### EXTRACTED DATA
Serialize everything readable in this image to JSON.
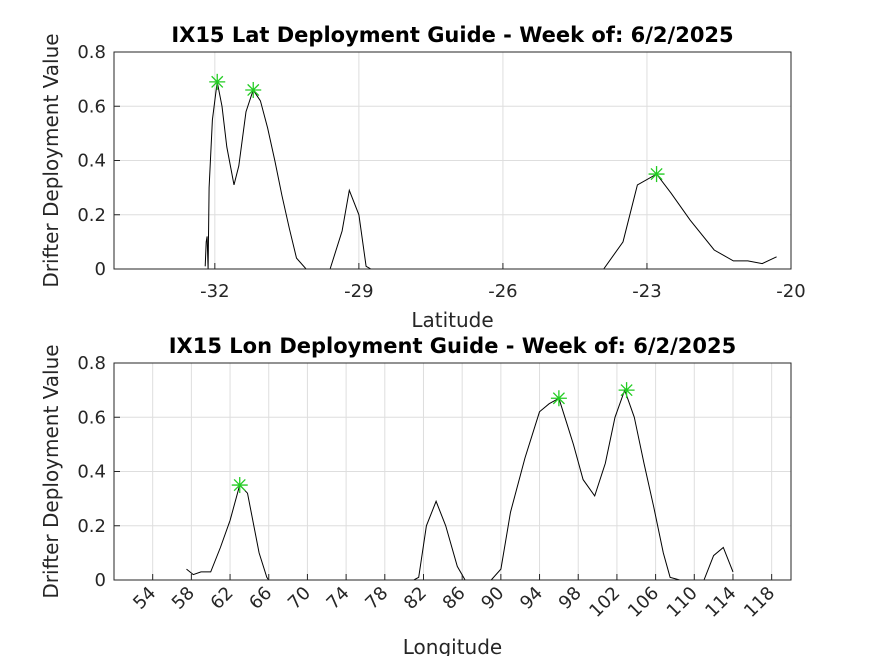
{
  "chart_data": [
    {
      "id": "lat",
      "type": "line",
      "title": "IX15 Lat Deployment Guide - Week of: 6/2/2025",
      "xlabel": "Latitude",
      "ylabel": "Drifter Deployment Value",
      "xlim": [
        -34.1,
        -20
      ],
      "ylim": [
        0,
        0.8
      ],
      "xticks": [
        -32,
        -29,
        -26,
        -23,
        -20
      ],
      "yticks": [
        0,
        0.2,
        0.4,
        0.6,
        0.8
      ],
      "xtick_rotation": 0,
      "grid": true,
      "series": [
        {
          "x": [
            -32.2,
            -32.18,
            -32.16,
            -32.14,
            -32.12,
            -32.05,
            -31.95,
            -31.85,
            -31.75,
            -31.6,
            -31.5,
            -31.35,
            -31.2,
            -31.05,
            -30.9,
            -30.75,
            -30.6,
            -30.45,
            -30.3,
            -30.1,
            -29.6,
            -29.35,
            -29.2,
            -29.0,
            -28.85,
            -28.75,
            -23.9,
            -23.5,
            -23.2,
            -22.8,
            -22.5,
            -22.1,
            -21.6,
            -21.2,
            -20.9,
            -20.6,
            -20.3
          ],
          "y": [
            0.01,
            0.1,
            0.12,
            0.0,
            0.3,
            0.55,
            0.69,
            0.6,
            0.45,
            0.31,
            0.38,
            0.58,
            0.66,
            0.62,
            0.52,
            0.4,
            0.27,
            0.15,
            0.04,
            0.0,
            0.0,
            0.14,
            0.29,
            0.2,
            0.01,
            0.0,
            0.0,
            0.1,
            0.31,
            0.35,
            0.28,
            0.18,
            0.07,
            0.03,
            0.03,
            0.02,
            0.045
          ]
        }
      ],
      "peaks": {
        "x": [
          -31.95,
          -31.2,
          -22.8
        ],
        "y": [
          0.69,
          0.66,
          0.35
        ]
      }
    },
    {
      "id": "lon",
      "type": "line",
      "title": "IX15 Lon Deployment Guide - Week of: 6/2/2025",
      "xlabel": "Longitude",
      "ylabel": "Drifter Deployment Value",
      "xlim": [
        50,
        120
      ],
      "ylim": [
        0,
        0.8
      ],
      "xticks": [
        54,
        58,
        62,
        66,
        70,
        74,
        78,
        82,
        86,
        90,
        94,
        98,
        102,
        106,
        110,
        114,
        118
      ],
      "yticks": [
        0,
        0.2,
        0.4,
        0.6,
        0.8
      ],
      "xtick_rotation": -45,
      "grid": true,
      "series": [
        {
          "x": [
            57.5,
            58.2,
            59,
            60,
            61,
            62,
            63,
            63.8,
            65,
            65.8,
            66,
            81,
            81.5,
            82.3,
            83.3,
            84.3,
            85.5,
            86.3,
            89,
            90,
            91,
            92.5,
            94,
            95,
            96,
            96.8,
            97.5,
            98.5,
            99.7,
            100.8,
            101.8,
            102.8,
            103.8,
            104.8,
            105.8,
            106.8,
            107.5,
            108.5,
            111,
            112,
            113,
            114
          ],
          "y": [
            0.04,
            0.02,
            0.03,
            0.03,
            0.12,
            0.22,
            0.35,
            0.32,
            0.1,
            0.01,
            0.0,
            0.0,
            0.01,
            0.2,
            0.29,
            0.2,
            0.05,
            0.0,
            0.0,
            0.04,
            0.25,
            0.45,
            0.62,
            0.65,
            0.67,
            0.58,
            0.5,
            0.37,
            0.31,
            0.43,
            0.6,
            0.7,
            0.6,
            0.43,
            0.27,
            0.1,
            0.01,
            0.0,
            0.0,
            0.09,
            0.12,
            0.03
          ]
        }
      ],
      "peaks": {
        "x": [
          63,
          96,
          103
        ],
        "y": [
          0.35,
          0.67,
          0.7
        ]
      }
    }
  ]
}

### DIRECTION
Give back every line exactly as it stands, pictures excluded.

### OUTPUT OF THE TASK
Serialize everything readable in this image to JSON.
{
  "chart_data": [
    {
      "id": "lat",
      "type": "line",
      "title": "IX15 Lat Deployment Guide - Week of: 6/2/2025",
      "xlabel": "Latitude",
      "ylabel": "Drifter Deployment Value",
      "xlim": [
        -34.1,
        -20
      ],
      "ylim": [
        0,
        0.8
      ],
      "xticks": [
        -32,
        -29,
        -26,
        -23,
        -20
      ],
      "yticks": [
        0,
        0.2,
        0.4,
        0.6,
        0.8
      ],
      "xtick_rotation": 0,
      "grid": true,
      "series": [
        {
          "x": [
            -32.2,
            -32.18,
            -32.16,
            -32.14,
            -32.12,
            -32.05,
            -31.95,
            -31.85,
            -31.75,
            -31.6,
            -31.5,
            -31.35,
            -31.2,
            -31.05,
            -30.9,
            -30.75,
            -30.6,
            -30.45,
            -30.3,
            -30.1,
            -29.6,
            -29.35,
            -29.2,
            -29.0,
            -28.85,
            -28.75,
            -23.9,
            -23.5,
            -23.2,
            -22.8,
            -22.5,
            -22.1,
            -21.6,
            -21.2,
            -20.9,
            -20.6,
            -20.3
          ],
          "y": [
            0.01,
            0.1,
            0.12,
            0.0,
            0.3,
            0.55,
            0.69,
            0.6,
            0.45,
            0.31,
            0.38,
            0.58,
            0.66,
            0.62,
            0.52,
            0.4,
            0.27,
            0.15,
            0.04,
            0.0,
            0.0,
            0.14,
            0.29,
            0.2,
            0.01,
            0.0,
            0.0,
            0.1,
            0.31,
            0.35,
            0.28,
            0.18,
            0.07,
            0.03,
            0.03,
            0.02,
            0.045
          ]
        }
      ],
      "peaks": {
        "x": [
          -31.95,
          -31.2,
          -22.8
        ],
        "y": [
          0.69,
          0.66,
          0.35
        ]
      }
    },
    {
      "id": "lon",
      "type": "line",
      "title": "IX15 Lon Deployment Guide - Week of: 6/2/2025",
      "xlabel": "Longitude",
      "ylabel": "Drifter Deployment Value",
      "xlim": [
        50,
        120
      ],
      "ylim": [
        0,
        0.8
      ],
      "xticks": [
        54,
        58,
        62,
        66,
        70,
        74,
        78,
        82,
        86,
        90,
        94,
        98,
        102,
        106,
        110,
        114,
        118
      ],
      "yticks": [
        0,
        0.2,
        0.4,
        0.6,
        0.8
      ],
      "xtick_rotation": -45,
      "grid": true,
      "series": [
        {
          "x": [
            57.5,
            58.2,
            59,
            60,
            61,
            62,
            63,
            63.8,
            65,
            65.8,
            66,
            81,
            81.5,
            82.3,
            83.3,
            84.3,
            85.5,
            86.3,
            89,
            90,
            91,
            92.5,
            94,
            95,
            96,
            96.8,
            97.5,
            98.5,
            99.7,
            100.8,
            101.8,
            102.8,
            103.8,
            104.8,
            105.8,
            106.8,
            107.5,
            108.5,
            111,
            112,
            113,
            114
          ],
          "y": [
            0.04,
            0.02,
            0.03,
            0.03,
            0.12,
            0.22,
            0.35,
            0.32,
            0.1,
            0.01,
            0.0,
            0.0,
            0.01,
            0.2,
            0.29,
            0.2,
            0.05,
            0.0,
            0.0,
            0.04,
            0.25,
            0.45,
            0.62,
            0.65,
            0.67,
            0.58,
            0.5,
            0.37,
            0.31,
            0.43,
            0.6,
            0.7,
            0.6,
            0.43,
            0.27,
            0.1,
            0.01,
            0.0,
            0.0,
            0.09,
            0.12,
            0.03
          ]
        }
      ],
      "peaks": {
        "x": [
          63,
          96,
          103
        ],
        "y": [
          0.35,
          0.67,
          0.7
        ]
      }
    }
  ]
}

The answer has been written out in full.